Written instruction: Tally the lines of the listing that contain the word "Bladder", then give the total and nothing else.

Records that describe figures:
+ + + + +
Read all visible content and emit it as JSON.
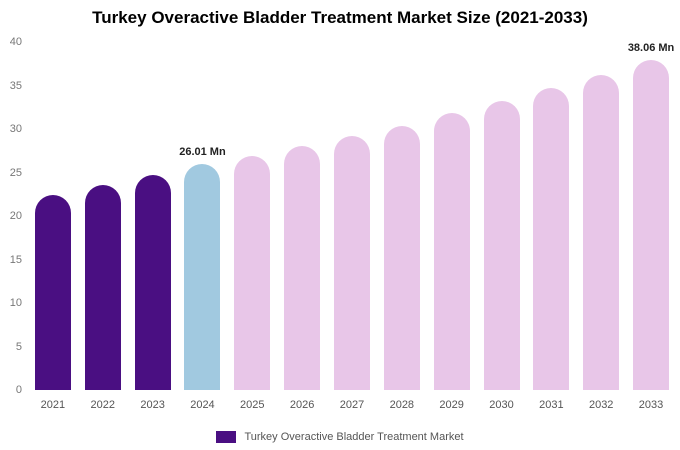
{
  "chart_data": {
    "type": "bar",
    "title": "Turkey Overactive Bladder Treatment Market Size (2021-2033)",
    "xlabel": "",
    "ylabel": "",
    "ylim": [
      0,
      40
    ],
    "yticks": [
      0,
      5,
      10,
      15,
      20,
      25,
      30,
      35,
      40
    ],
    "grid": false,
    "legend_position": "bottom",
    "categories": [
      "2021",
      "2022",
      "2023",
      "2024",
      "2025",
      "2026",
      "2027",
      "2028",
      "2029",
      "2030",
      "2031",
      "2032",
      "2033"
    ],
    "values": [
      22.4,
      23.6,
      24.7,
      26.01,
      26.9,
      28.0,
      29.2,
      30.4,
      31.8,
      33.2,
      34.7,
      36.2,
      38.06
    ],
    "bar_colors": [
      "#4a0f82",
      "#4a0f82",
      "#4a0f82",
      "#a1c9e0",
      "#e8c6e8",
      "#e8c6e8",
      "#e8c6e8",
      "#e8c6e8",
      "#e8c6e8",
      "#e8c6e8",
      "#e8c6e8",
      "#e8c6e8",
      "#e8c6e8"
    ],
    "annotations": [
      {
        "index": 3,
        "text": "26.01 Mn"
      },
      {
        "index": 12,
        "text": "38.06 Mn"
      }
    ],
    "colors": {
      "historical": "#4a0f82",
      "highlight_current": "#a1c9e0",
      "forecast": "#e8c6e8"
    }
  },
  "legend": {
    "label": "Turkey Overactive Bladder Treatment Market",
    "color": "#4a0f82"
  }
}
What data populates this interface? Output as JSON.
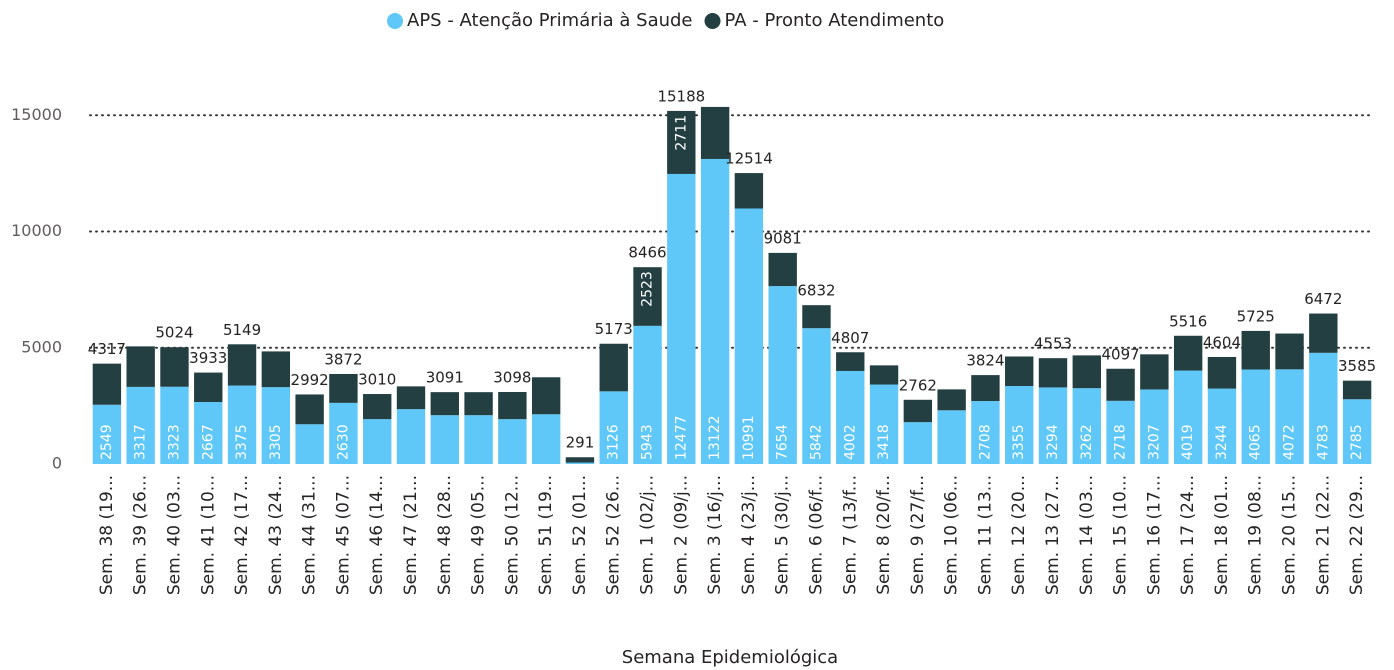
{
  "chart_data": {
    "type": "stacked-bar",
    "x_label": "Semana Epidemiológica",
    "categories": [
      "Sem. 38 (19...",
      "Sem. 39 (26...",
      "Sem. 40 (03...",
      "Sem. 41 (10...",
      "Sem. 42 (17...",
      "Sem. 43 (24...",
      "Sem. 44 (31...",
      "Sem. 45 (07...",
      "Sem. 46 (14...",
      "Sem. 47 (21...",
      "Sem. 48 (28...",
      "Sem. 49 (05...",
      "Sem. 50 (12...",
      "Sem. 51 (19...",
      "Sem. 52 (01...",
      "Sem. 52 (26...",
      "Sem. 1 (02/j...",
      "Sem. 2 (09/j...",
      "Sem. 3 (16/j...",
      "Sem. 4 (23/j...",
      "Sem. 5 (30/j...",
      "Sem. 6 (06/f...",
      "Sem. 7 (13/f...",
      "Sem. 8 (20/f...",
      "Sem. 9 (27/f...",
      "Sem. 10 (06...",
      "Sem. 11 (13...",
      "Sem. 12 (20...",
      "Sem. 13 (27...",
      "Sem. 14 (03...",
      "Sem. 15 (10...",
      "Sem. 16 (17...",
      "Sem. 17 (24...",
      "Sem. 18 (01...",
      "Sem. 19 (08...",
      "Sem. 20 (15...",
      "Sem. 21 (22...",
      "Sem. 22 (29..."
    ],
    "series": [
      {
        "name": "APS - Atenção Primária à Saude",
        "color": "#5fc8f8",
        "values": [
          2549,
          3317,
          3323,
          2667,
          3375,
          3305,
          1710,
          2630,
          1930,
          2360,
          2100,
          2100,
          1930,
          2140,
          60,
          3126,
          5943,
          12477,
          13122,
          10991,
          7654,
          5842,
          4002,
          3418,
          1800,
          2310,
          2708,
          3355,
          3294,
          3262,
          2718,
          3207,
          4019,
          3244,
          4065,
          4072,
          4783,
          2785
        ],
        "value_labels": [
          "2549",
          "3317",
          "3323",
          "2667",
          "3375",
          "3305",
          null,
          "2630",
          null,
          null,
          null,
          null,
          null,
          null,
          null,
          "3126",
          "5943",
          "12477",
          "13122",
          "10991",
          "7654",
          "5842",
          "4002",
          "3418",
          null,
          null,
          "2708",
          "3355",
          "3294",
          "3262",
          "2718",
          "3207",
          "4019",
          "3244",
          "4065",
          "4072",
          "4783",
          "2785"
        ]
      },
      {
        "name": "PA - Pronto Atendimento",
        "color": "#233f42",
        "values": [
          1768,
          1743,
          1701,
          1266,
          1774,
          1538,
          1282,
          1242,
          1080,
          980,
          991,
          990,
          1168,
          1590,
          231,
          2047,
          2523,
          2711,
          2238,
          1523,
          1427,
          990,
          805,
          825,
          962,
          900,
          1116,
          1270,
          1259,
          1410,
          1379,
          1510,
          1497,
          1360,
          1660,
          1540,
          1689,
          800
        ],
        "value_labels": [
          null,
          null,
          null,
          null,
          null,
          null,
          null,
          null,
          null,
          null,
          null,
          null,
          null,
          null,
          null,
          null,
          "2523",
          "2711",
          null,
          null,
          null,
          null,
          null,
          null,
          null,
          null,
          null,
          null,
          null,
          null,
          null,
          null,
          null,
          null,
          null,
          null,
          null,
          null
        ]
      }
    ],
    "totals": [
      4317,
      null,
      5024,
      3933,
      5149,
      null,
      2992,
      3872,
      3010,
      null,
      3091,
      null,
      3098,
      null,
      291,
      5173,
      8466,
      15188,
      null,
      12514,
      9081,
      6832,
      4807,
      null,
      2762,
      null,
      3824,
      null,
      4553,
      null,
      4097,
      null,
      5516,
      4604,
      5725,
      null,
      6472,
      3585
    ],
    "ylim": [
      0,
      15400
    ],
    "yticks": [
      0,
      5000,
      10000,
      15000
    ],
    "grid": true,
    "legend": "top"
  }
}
+ + + + +
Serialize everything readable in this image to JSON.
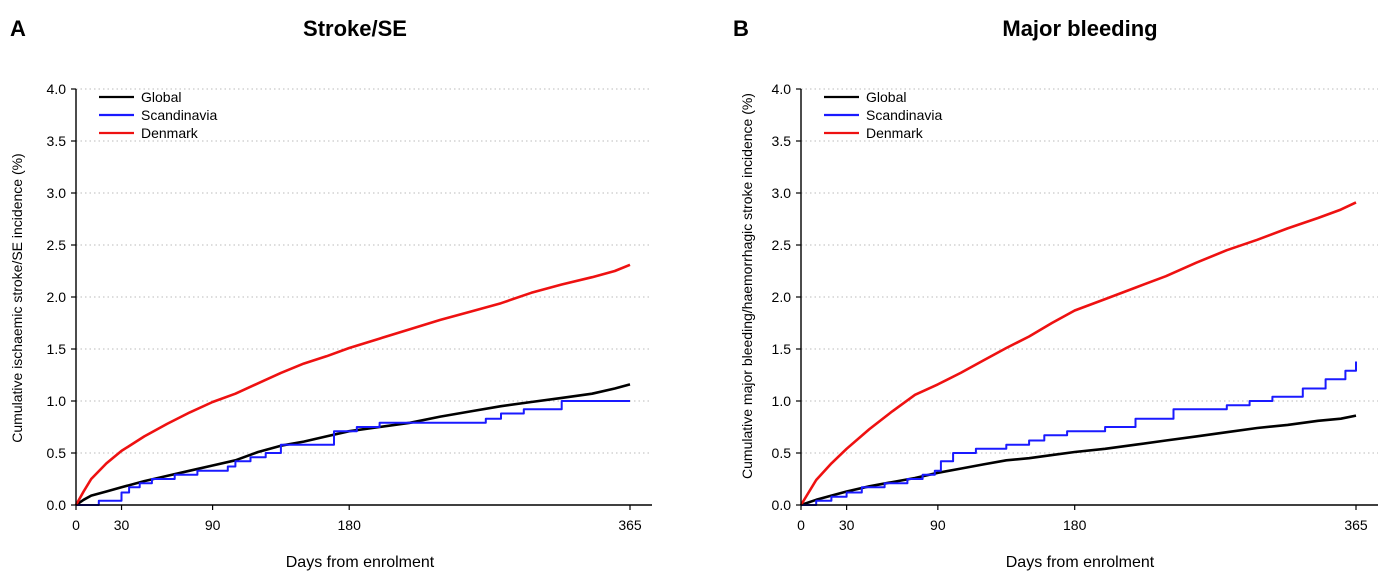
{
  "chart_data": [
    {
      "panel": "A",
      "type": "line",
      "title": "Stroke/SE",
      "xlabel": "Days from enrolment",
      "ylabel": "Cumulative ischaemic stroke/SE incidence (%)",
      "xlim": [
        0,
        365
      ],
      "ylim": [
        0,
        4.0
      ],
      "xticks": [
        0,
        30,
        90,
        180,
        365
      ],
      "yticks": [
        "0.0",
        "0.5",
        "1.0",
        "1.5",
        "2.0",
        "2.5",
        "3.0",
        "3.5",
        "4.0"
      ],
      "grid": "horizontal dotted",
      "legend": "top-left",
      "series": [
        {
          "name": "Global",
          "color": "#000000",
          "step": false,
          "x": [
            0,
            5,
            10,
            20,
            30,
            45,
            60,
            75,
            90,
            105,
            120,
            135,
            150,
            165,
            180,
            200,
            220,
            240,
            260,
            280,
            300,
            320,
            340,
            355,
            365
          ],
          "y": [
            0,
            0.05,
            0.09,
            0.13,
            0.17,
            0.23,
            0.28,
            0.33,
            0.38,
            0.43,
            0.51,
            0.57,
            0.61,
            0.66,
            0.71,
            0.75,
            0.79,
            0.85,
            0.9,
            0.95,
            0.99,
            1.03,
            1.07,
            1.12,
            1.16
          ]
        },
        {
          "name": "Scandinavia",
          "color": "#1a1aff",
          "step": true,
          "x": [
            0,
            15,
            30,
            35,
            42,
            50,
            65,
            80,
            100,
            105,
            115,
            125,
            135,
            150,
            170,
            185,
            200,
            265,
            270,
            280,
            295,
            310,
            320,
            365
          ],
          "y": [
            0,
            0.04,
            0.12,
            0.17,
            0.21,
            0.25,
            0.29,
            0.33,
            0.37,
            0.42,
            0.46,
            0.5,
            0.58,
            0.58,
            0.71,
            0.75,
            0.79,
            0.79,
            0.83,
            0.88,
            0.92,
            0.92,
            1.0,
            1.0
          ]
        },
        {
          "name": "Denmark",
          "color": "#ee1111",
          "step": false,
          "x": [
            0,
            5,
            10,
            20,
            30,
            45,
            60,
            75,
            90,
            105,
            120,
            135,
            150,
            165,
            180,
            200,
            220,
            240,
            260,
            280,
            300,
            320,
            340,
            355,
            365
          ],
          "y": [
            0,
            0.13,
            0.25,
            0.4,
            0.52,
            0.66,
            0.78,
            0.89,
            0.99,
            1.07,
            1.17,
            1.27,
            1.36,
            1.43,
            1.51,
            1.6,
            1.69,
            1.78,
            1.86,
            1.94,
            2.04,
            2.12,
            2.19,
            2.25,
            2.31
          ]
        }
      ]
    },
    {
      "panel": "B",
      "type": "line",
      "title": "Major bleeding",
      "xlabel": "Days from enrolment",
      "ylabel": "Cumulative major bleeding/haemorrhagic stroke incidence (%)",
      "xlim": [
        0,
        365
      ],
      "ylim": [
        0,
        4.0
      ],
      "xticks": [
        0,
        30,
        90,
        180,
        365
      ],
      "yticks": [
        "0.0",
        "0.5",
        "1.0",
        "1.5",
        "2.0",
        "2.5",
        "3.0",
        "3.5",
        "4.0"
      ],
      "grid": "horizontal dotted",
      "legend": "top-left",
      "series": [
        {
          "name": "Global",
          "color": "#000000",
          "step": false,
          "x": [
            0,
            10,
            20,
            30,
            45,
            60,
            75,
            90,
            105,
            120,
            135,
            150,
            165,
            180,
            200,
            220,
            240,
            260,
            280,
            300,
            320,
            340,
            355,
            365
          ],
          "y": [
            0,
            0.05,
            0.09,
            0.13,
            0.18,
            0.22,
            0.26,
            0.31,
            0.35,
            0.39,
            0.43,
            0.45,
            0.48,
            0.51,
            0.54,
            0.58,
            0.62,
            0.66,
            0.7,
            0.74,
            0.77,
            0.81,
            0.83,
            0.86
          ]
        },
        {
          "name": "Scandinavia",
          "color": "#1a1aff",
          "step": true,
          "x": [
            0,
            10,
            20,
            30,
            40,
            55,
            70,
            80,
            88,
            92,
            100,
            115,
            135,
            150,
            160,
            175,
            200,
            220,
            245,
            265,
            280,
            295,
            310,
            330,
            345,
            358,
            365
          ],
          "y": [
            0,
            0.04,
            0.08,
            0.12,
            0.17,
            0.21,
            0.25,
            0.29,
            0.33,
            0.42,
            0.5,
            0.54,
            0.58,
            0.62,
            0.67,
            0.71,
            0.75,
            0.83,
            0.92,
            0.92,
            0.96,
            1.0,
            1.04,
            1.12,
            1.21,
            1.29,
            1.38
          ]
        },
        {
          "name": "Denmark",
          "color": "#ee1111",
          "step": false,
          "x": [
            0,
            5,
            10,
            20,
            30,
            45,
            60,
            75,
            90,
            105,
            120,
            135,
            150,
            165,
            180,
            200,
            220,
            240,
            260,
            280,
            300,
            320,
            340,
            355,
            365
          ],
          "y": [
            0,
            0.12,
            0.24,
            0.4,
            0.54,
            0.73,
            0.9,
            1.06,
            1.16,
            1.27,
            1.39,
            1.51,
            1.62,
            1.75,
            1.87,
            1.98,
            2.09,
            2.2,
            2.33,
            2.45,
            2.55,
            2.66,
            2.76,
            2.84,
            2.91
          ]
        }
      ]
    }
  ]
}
+ + + + +
Correct result: 2